[BEGIN]

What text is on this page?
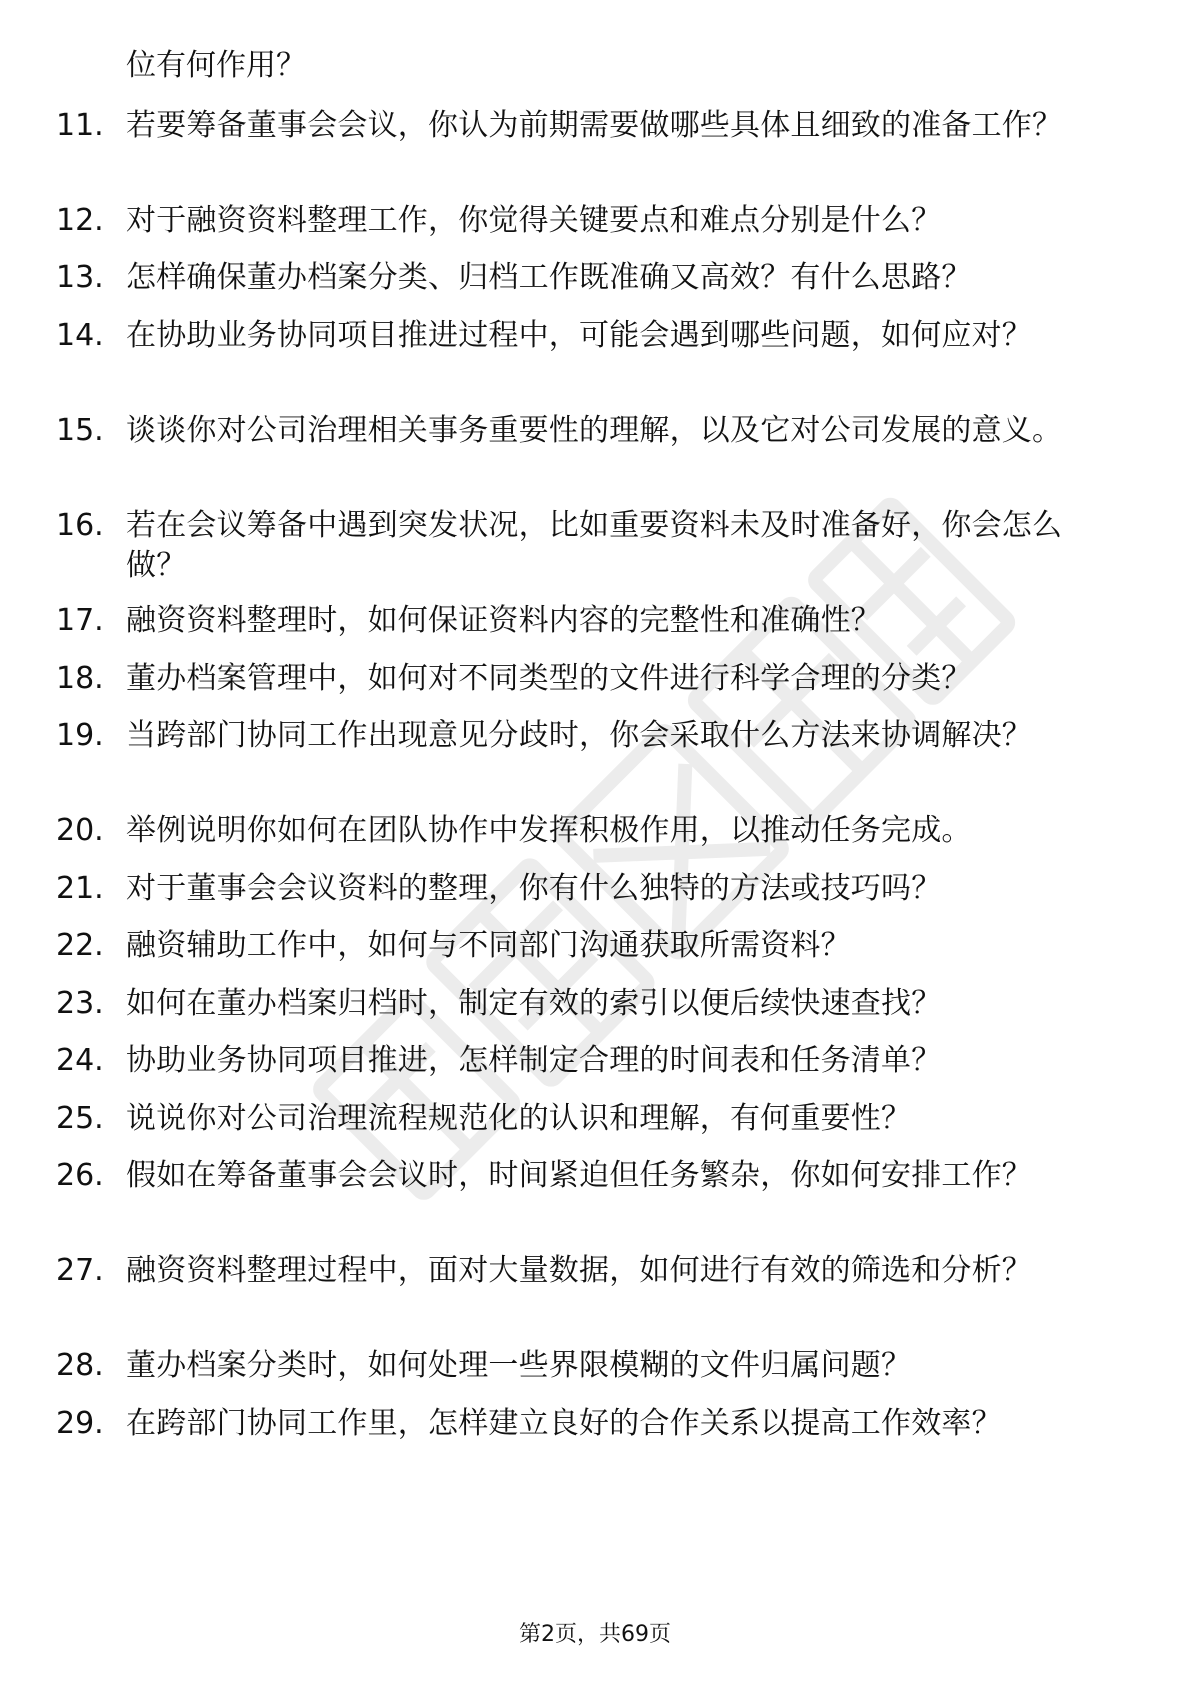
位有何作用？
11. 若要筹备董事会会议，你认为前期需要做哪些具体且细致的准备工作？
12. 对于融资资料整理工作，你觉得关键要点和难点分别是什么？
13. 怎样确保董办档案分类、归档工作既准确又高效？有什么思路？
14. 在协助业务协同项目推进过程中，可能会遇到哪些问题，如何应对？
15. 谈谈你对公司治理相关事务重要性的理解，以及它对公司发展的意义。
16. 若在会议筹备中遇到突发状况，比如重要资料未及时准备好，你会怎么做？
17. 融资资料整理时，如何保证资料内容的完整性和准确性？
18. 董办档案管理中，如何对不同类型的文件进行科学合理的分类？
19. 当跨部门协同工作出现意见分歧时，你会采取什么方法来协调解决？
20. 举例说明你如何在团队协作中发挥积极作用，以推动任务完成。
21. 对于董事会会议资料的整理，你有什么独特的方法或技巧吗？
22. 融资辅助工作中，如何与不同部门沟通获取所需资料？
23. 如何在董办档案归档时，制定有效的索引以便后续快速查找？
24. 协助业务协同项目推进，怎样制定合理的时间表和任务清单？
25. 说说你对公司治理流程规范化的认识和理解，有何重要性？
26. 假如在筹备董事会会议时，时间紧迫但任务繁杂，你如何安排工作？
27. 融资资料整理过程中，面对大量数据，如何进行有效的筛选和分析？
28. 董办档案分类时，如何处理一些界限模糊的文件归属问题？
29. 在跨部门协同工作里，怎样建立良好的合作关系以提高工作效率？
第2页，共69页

[END]

● What you are asked to do:
Omit the pictures, then quote the rest of the material above exactly.

● Complete output:
What text is on this page?
位有何作用？
11. 若要筹备董事会会议，你认为前期需要做哪些具体且细致的准备工作？
12. 对于融资资料整理工作，你觉得关键要点和难点分别是什么？
13. 怎样确保董办档案分类、归档工作既准确又高效？有什么思路？
14. 在协助业务协同项目推进过程中，可能会遇到哪些问题，如何应对？
15. 谈谈你对公司治理相关事务重要性的理解，以及它对公司发展的意义。
16. 若在会议筹备中遇到突发状况，比如重要资料未及时准备好，你会怎么做？
17. 融资资料整理时，如何保证资料内容的完整性和准确性？
18. 董办档案管理中，如何对不同类型的文件进行科学合理的分类？
19. 当跨部门协同工作出现意见分歧时，你会采取什么方法来协调解决？
20. 举例说明你如何在团队协作中发挥积极作用，以推动任务完成。
21. 对于董事会会议资料的整理，你有什么独特的方法或技巧吗？
22. 融资辅助工作中，如何与不同部门沟通获取所需资料？
23. 如何在董办档案归档时，制定有效的索引以便后续快速查找？
24. 协助业务协同项目推进，怎样制定合理的时间表和任务清单？
25. 说说你对公司治理流程规范化的认识和理解，有何重要性？
26. 假如在筹备董事会会议时，时间紧迫但任务繁杂，你如何安排工作？
27. 融资资料整理过程中，面对大量数据，如何进行有效的筛选和分析？
28. 董办档案分类时，如何处理一些界限模糊的文件归属问题？
29. 在跨部门协同工作里，怎样建立良好的合作关系以提高工作效率？
第2页，共69页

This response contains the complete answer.